>> START DATA SHOWN

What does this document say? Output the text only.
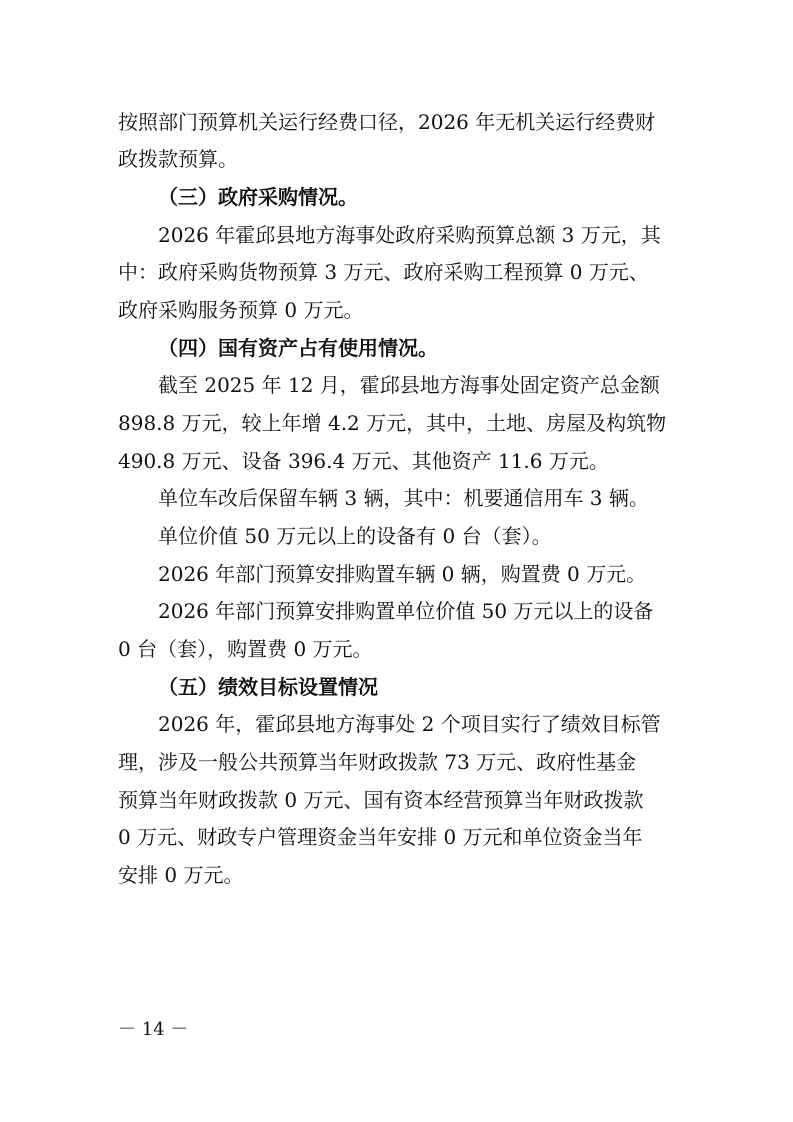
按照部门预算机关运行经费口径，2026 年无机关运行经费财
政拨款预算。
（三）政府采购情况。
2026 年霍邱县地方海事处政府采购预算总额 3 万元，其
中：政府采购货物预算 3 万元、政府采购工程预算 0 万元、
政府采购服务预算 0 万元。
（四）国有资产占有使用情况。
截至 2025 年 12 月，霍邱县地方海事处固定资产总金额
898.8 万元，较上年增 4.2 万元，其中，土地、房屋及构筑物
490.8 万元、设备 396.4 万元、其他资产 11.6 万元。
单位车改后保留车辆 3 辆，其中：机要通信用车 3 辆。
单位价值 50 万元以上的设备有 0 台（套）。
2026 年部门预算安排购置车辆 0 辆，购置费 0 万元。
2026 年部门预算安排购置单位价值 50 万元以上的设备
0 台（套），购置费 0 万元。
（五）绩效目标设置情况
2026 年，霍邱县地方海事处 2 个项目实行了绩效目标管
理，涉及一般公共预算当年财政拨款 73 万元、政府性基金
预算当年财政拨款 0 万元、国有资本经营预算当年财政拨款
0 万元、财政专户管理资金当年安排 0 万元和单位资金当年
安排 0 万元。
－ 14 －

>> END DATA SHOWN

Set down the records in full and exactly. Do not carry over any image.

What does this document say? Output the text only.
按照部门预算机关运行经费口径，2026 年无机关运行经费财
政拨款预算。
（三）政府采购情况。
2026 年霍邱县地方海事处政府采购预算总额 3 万元，其
中：政府采购货物预算 3 万元、政府采购工程预算 0 万元、
政府采购服务预算 0 万元。
（四）国有资产占有使用情况。
截至 2025 年 12 月，霍邱县地方海事处固定资产总金额
898.8 万元，较上年增 4.2 万元，其中，土地、房屋及构筑物
490.8 万元、设备 396.4 万元、其他资产 11.6 万元。
单位车改后保留车辆 3 辆，其中：机要通信用车 3 辆。
单位价值 50 万元以上的设备有 0 台（套）。
2026 年部门预算安排购置车辆 0 辆，购置费 0 万元。
2026 年部门预算安排购置单位价值 50 万元以上的设备
0 台（套），购置费 0 万元。
（五）绩效目标设置情况
2026 年，霍邱县地方海事处 2 个项目实行了绩效目标管
理，涉及一般公共预算当年财政拨款 73 万元、政府性基金
预算当年财政拨款 0 万元、国有资本经营预算当年财政拨款
0 万元、财政专户管理资金当年安排 0 万元和单位资金当年
安排 0 万元。
－ 14 －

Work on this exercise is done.